- Records shown:
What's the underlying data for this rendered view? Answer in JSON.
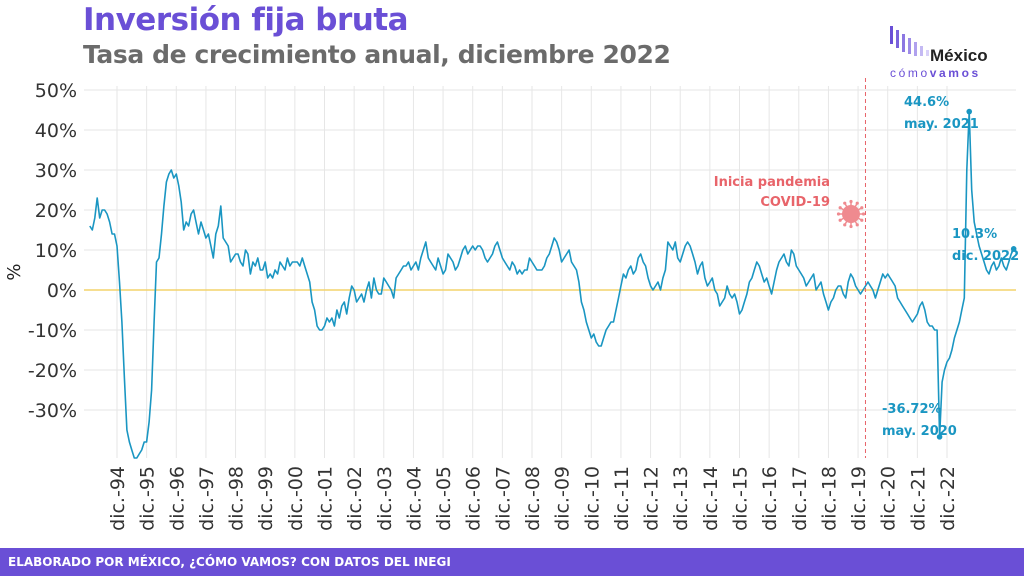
{
  "header": {
    "title": "Inversión fija bruta",
    "subtitle": "Tasa de crecimiento anual, diciembre 2022"
  },
  "logo": {
    "word": "México",
    "sub": "cómovamos",
    "sub_parts": [
      "cómo",
      "vamos"
    ]
  },
  "footer": {
    "credit": "ELABORADO POR MÉXICO, ¿CÓMO VAMOS? CON DATOS DEL INEGI"
  },
  "chart_data": {
    "type": "line",
    "ylabel": "%",
    "ylim": [
      -42,
      51
    ],
    "yticks": [
      50,
      40,
      30,
      20,
      10,
      0,
      -10,
      -20,
      -30
    ],
    "ytick_labels": [
      "50%",
      "40%",
      "30%",
      "20%",
      "10%",
      "0%",
      "-10%",
      "-20%",
      "-30%"
    ],
    "xtick_labels": [
      "dic.-94",
      "dic.-95",
      "dic.-96",
      "dic.-97",
      "dic.-98",
      "dic.-99",
      "dic.-00",
      "dic.-01",
      "dic.-02",
      "dic.-03",
      "dic.-04",
      "dic.-05",
      "dic.-06",
      "dic.-07",
      "dic.-08",
      "dic.-09",
      "dic.-10",
      "dic.-11",
      "dic.-12",
      "dic.-13",
      "dic.-14",
      "dic.-15",
      "dic.-16",
      "dic.-17",
      "dic.-18",
      "dic.-19",
      "dic.-20",
      "dic.-21",
      "dic.-22"
    ],
    "grid": true,
    "colors": {
      "line": "#1a96c2",
      "zero": "#f3d36b",
      "grid": "#e6e6e6",
      "pandemic": "#e8646a",
      "title": "#6a4fd6"
    },
    "series": [
      {
        "name": "",
        "x_start": "1994-01",
        "values": [
          16,
          15,
          18,
          23,
          18,
          20,
          20,
          19,
          17,
          14,
          14,
          11,
          2,
          -8,
          -22,
          -35,
          -38,
          -40,
          -42,
          -42,
          -41,
          -40,
          -38,
          -38,
          -33,
          -25,
          -8,
          7,
          8,
          14,
          21,
          27,
          29,
          30,
          28,
          29,
          26,
          22,
          15,
          17,
          16,
          19,
          20,
          17,
          14,
          17,
          15,
          13,
          14,
          11,
          8,
          14,
          16,
          21,
          13,
          12,
          11,
          7,
          8,
          9,
          9,
          7,
          6,
          10,
          9,
          4,
          7,
          6,
          8,
          5,
          5,
          7,
          3,
          4,
          3,
          5,
          4,
          7,
          6,
          5,
          8,
          6,
          7,
          7,
          7,
          6,
          8,
          6,
          4,
          2,
          -3,
          -5,
          -9,
          -10,
          -10,
          -9,
          -7,
          -8,
          -7,
          -9,
          -5,
          -7,
          -4,
          -3,
          -6,
          -2,
          1,
          0,
          -3,
          -2,
          -1,
          -3,
          0,
          2,
          -2,
          3,
          0,
          -1,
          -1,
          3,
          2,
          1,
          0,
          -2,
          3,
          4,
          5,
          6,
          6,
          7,
          5,
          6,
          7,
          5,
          8,
          10,
          12,
          8,
          7,
          6,
          5,
          8,
          6,
          4,
          5,
          9,
          8,
          7,
          5,
          6,
          8,
          10,
          11,
          9,
          10,
          11,
          10,
          11,
          11,
          10,
          8,
          7,
          8,
          9,
          11,
          12,
          10,
          8,
          7,
          6,
          5,
          7,
          6,
          4,
          5,
          4,
          5,
          5,
          8,
          7,
          6,
          5,
          5,
          5,
          6,
          8,
          9,
          11,
          13,
          12,
          10,
          7,
          8,
          9,
          10,
          7,
          6,
          5,
          2,
          -3,
          -5,
          -8,
          -10,
          -12,
          -11,
          -13,
          -14,
          -14,
          -12,
          -10,
          -9,
          -8,
          -8,
          -5,
          -2,
          1,
          4,
          3,
          5,
          6,
          4,
          5,
          8,
          9,
          7,
          6,
          3,
          1,
          0,
          1,
          2,
          0,
          3,
          5,
          12,
          11,
          10,
          12,
          8,
          7,
          9,
          11,
          12,
          11,
          9,
          7,
          4,
          6,
          7,
          3,
          1,
          2,
          3,
          0,
          -1,
          -4,
          -3,
          -2,
          1,
          -1,
          -2,
          -1,
          -3,
          -6,
          -5,
          -3,
          -1,
          2,
          3,
          5,
          7,
          6,
          4,
          2,
          3,
          1,
          -1,
          2,
          5,
          7,
          8,
          9,
          7,
          6,
          10,
          9,
          6,
          5,
          4,
          3,
          1,
          2,
          3,
          4,
          0,
          1,
          2,
          -1,
          -3,
          -5,
          -3,
          -2,
          0,
          1,
          1,
          -1,
          -2,
          2,
          4,
          3,
          1,
          0,
          -1,
          0,
          1,
          2,
          1,
          0,
          -2,
          0,
          2,
          4,
          3,
          4,
          3,
          2,
          1,
          -2,
          -3,
          -4,
          -5,
          -6,
          -7,
          -8,
          -7,
          -6,
          -4,
          -3,
          -5,
          -8,
          -9,
          -9,
          -10,
          -10,
          -36.72,
          -23,
          -20,
          -18,
          -17,
          -15,
          -12,
          -10,
          -8,
          -5,
          -2,
          30,
          44.6,
          25,
          17,
          14,
          11,
          9,
          7,
          5,
          4,
          6,
          7,
          5,
          6,
          8,
          6,
          5,
          7,
          9,
          10.3
        ]
      }
    ],
    "annotations": {
      "min": {
        "value_label": "-36.72%",
        "date_label": "may. 2020",
        "value": -36.72
      },
      "max": {
        "value_label": "44.6%",
        "date_label": "may. 2021",
        "value": 44.6
      },
      "last": {
        "value_label": "10.3%",
        "date_label": "dic. 2022",
        "value": 10.3
      },
      "pandemic": {
        "line1": "Inicia pandemia",
        "line2": "COVID-19",
        "date": "2020-03"
      }
    }
  }
}
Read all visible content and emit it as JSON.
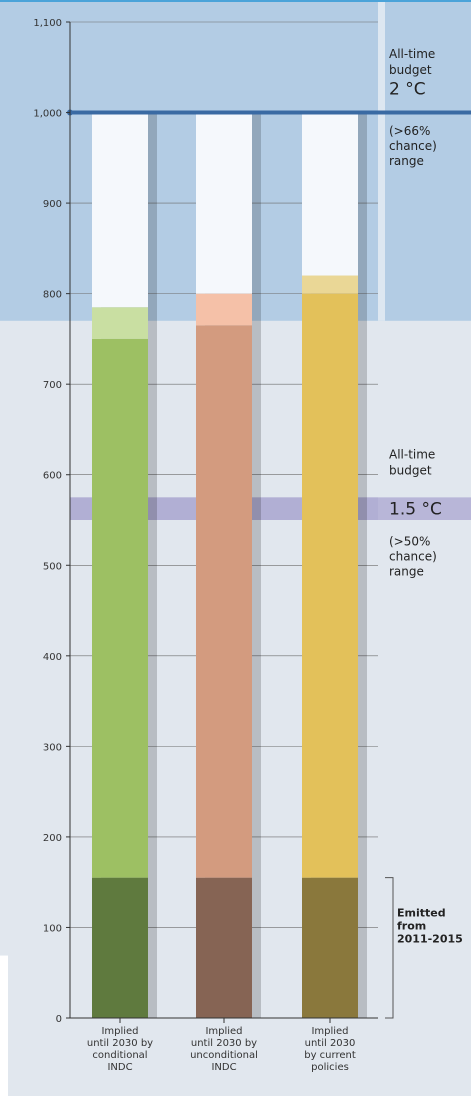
{
  "chart_data": {
    "type": "bar",
    "title": "",
    "xlabel": "",
    "ylabel": "",
    "ylim": [
      0,
      1100
    ],
    "yticks": [
      0,
      100,
      200,
      300,
      400,
      500,
      600,
      700,
      800,
      900,
      1000,
      1100
    ],
    "ytick_labels": [
      "0",
      "100",
      "200",
      "300",
      "400",
      "500",
      "600",
      "700",
      "800",
      "900",
      "1,000",
      "1,100"
    ],
    "grid": true,
    "categories": [
      [
        "Implied",
        "until 2030 by",
        "conditional",
        "INDC"
      ],
      [
        "Implied",
        "until 2030 by",
        "unconditional",
        "INDC"
      ],
      [
        "Implied",
        "until 2030",
        "by current",
        "policies"
      ]
    ],
    "series": [
      {
        "values": [
          155,
          155,
          155
        ]
      },
      {
        "values": [
          595,
          610,
          645
        ]
      },
      {
        "values": [
          35,
          35,
          20
        ]
      },
      {
        "values": [
          215,
          200,
          180
        ]
      }
    ],
    "series_colors": [
      [
        "#5f7a3e",
        "#9dc063",
        "#c9dfa2",
        "#f5f8fc"
      ],
      [
        "#866454",
        "#d39b7f",
        "#f5c1a8",
        "#f5f8fc"
      ],
      [
        "#8a783c",
        "#e3c15a",
        "#ead796",
        "#f5f8fc"
      ]
    ],
    "budget_2c": {
      "range": [
        770,
        1100
      ],
      "line_value": 1000,
      "label_lines": [
        "All-time",
        "budget"
      ],
      "temperature": "2 °C",
      "chance_lines": [
        "(>66%",
        "chance)",
        "range"
      ],
      "color": "#b3cce4",
      "line_color": "#3a6aa3"
    },
    "budget_15c": {
      "range": [
        550,
        575
      ],
      "label_lines": [
        "All-time",
        "budget"
      ],
      "temperature": "1.5 °C",
      "chance_lines": [
        "(>50%",
        "chance)",
        "range"
      ],
      "color": "#a9a6d0"
    },
    "emitted": {
      "range": [
        0,
        155
      ],
      "label_lines": [
        "Emitted",
        "from",
        "2011-2015"
      ]
    },
    "background": "#e1e7ee"
  }
}
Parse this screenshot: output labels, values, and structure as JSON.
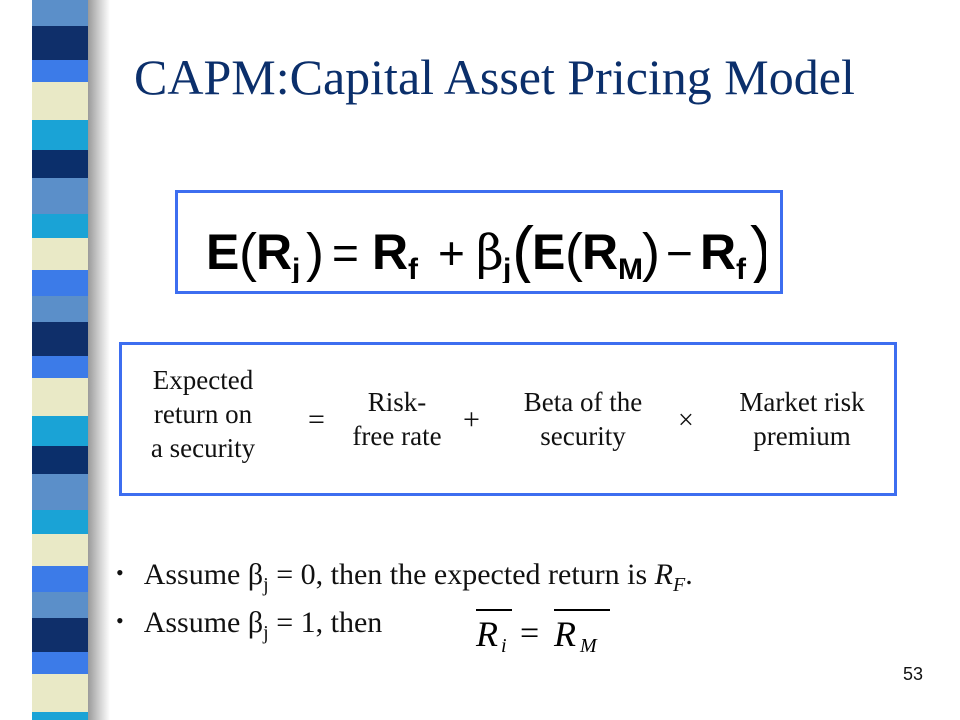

- Your instructions: Go through the listing above and locate each line that holds the word "JSON". Copy those lines.

- The completed task:
What's the underlying data for this rendered view? Answer in JSON.
Read all visible content and emit it as JSON.
Parse this screenshot: output labels, values, and structure as JSON.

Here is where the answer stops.